[Records from a data collection]
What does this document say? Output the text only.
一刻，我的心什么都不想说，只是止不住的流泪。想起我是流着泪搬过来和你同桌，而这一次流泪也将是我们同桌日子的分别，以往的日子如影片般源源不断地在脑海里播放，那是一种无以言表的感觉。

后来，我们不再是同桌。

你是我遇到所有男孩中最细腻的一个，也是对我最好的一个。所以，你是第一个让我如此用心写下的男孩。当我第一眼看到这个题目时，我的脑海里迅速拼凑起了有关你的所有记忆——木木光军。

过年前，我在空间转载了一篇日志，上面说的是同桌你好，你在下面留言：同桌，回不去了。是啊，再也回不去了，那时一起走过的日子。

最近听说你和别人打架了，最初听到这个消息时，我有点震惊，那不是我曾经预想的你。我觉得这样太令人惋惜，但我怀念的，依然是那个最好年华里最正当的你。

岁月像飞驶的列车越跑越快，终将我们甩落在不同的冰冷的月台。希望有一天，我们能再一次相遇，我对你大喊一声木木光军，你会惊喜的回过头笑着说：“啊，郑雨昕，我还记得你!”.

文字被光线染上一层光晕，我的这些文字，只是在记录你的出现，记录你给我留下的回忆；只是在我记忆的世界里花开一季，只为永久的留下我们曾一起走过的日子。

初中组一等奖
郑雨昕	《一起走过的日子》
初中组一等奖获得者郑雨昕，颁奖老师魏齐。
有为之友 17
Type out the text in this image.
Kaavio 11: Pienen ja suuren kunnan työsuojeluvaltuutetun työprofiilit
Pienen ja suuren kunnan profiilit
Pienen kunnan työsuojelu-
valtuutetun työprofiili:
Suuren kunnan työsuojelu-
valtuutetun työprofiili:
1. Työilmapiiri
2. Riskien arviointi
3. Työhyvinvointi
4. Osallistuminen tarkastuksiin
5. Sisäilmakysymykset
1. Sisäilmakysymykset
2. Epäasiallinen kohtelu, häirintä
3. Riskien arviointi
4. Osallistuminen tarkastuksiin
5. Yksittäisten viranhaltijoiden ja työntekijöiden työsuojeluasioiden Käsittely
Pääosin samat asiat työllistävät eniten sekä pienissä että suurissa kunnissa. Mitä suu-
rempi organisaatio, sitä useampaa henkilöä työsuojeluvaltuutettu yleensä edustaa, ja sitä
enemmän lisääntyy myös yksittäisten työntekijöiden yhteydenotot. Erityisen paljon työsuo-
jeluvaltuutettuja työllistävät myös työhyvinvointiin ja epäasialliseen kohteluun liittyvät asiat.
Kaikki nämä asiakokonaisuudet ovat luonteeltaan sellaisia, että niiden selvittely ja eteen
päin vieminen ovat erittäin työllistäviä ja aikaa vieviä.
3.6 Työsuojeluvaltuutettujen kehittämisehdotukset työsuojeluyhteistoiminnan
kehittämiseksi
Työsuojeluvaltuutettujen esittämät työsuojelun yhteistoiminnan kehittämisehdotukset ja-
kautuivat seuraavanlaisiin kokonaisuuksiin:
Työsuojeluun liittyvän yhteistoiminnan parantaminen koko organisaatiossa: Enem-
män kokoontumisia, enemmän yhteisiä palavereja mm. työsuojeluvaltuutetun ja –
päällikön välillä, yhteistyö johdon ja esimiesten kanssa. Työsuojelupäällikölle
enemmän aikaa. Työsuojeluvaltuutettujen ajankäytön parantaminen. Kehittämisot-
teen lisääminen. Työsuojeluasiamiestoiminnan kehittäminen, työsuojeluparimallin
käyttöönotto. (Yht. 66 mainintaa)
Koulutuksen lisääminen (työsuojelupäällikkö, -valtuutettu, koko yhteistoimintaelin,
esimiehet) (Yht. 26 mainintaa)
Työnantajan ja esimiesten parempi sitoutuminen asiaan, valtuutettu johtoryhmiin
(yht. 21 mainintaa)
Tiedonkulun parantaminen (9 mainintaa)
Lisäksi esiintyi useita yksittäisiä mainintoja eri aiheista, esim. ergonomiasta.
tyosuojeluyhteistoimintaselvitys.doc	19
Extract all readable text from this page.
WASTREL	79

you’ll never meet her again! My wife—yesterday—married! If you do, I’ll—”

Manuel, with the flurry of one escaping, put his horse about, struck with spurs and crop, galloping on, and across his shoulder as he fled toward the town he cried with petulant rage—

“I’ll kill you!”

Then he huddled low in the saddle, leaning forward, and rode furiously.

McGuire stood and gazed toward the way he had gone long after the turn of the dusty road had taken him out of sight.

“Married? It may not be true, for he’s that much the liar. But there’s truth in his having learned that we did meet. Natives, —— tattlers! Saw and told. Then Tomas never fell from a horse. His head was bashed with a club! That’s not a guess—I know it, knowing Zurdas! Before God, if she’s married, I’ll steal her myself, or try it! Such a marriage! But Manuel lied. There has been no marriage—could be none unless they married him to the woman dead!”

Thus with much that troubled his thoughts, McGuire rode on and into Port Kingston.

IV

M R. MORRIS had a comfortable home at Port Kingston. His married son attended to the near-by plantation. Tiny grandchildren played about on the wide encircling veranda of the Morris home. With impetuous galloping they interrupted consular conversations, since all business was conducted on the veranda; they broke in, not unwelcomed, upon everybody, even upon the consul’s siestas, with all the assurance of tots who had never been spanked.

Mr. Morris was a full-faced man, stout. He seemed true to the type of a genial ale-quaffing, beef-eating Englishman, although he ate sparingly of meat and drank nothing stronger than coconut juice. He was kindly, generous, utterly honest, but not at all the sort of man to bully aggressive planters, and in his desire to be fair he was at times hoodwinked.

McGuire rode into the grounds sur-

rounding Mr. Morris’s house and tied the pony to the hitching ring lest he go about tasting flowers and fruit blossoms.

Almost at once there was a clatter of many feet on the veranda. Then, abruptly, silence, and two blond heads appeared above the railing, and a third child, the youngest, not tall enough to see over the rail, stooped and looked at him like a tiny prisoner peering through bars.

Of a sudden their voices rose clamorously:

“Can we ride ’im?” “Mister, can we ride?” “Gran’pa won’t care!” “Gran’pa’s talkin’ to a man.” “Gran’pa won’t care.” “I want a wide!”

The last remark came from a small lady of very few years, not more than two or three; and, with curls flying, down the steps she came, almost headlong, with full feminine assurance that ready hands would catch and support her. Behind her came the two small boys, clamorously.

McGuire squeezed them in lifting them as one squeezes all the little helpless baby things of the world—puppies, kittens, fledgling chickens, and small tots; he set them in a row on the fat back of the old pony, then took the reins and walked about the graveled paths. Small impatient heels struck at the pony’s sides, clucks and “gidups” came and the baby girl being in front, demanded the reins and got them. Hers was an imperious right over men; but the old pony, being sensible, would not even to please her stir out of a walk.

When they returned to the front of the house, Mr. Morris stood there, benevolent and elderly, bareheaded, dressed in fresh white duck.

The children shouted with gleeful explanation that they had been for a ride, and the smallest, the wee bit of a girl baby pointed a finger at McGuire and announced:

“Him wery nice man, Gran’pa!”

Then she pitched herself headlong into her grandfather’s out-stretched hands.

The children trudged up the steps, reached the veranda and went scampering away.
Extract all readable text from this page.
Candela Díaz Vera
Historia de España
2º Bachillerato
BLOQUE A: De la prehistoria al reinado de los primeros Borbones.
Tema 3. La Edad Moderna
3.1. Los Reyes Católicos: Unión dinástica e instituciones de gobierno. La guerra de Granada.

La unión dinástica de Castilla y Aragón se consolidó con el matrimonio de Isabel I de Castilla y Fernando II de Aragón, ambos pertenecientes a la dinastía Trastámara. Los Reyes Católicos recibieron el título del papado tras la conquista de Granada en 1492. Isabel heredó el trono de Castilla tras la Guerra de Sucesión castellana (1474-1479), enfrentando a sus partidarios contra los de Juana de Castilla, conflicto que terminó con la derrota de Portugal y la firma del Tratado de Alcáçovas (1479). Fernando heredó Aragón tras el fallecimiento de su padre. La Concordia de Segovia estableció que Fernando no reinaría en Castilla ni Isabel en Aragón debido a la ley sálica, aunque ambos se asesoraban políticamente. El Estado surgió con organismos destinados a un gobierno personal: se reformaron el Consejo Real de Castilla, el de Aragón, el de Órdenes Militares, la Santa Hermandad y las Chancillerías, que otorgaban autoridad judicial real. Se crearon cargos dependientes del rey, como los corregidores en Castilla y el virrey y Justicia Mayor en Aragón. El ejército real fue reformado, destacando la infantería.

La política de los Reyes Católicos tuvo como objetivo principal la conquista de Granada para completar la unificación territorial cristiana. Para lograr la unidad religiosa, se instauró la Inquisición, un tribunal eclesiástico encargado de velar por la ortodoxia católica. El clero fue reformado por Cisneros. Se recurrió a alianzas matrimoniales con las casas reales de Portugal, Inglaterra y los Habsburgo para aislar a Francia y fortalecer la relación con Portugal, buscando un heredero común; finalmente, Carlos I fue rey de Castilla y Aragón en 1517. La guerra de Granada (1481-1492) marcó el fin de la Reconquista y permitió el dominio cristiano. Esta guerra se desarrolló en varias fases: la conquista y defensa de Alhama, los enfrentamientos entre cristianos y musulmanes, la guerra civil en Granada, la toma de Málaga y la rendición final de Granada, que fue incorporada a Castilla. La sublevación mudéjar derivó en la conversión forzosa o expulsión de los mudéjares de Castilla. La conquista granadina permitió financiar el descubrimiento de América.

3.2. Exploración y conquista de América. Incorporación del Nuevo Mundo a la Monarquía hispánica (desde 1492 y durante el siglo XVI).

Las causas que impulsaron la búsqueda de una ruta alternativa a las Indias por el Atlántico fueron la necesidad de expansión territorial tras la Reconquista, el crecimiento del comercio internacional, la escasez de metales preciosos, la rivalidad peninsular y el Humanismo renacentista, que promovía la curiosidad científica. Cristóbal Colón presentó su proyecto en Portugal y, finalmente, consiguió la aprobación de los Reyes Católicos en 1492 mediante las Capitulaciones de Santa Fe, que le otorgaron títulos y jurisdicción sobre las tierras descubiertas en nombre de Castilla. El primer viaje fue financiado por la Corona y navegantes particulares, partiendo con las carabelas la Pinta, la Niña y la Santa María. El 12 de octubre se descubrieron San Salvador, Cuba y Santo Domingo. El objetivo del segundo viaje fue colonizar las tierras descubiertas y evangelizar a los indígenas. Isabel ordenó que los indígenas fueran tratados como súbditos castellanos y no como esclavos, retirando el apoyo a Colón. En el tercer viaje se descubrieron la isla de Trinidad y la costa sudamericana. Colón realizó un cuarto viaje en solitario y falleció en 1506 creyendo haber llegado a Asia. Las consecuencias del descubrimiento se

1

## YOUR INSTRUCTIONS
Your reply is one number: how many lines of the records above contain the word "girl".

## ANSWER TO THE EXERCISE
2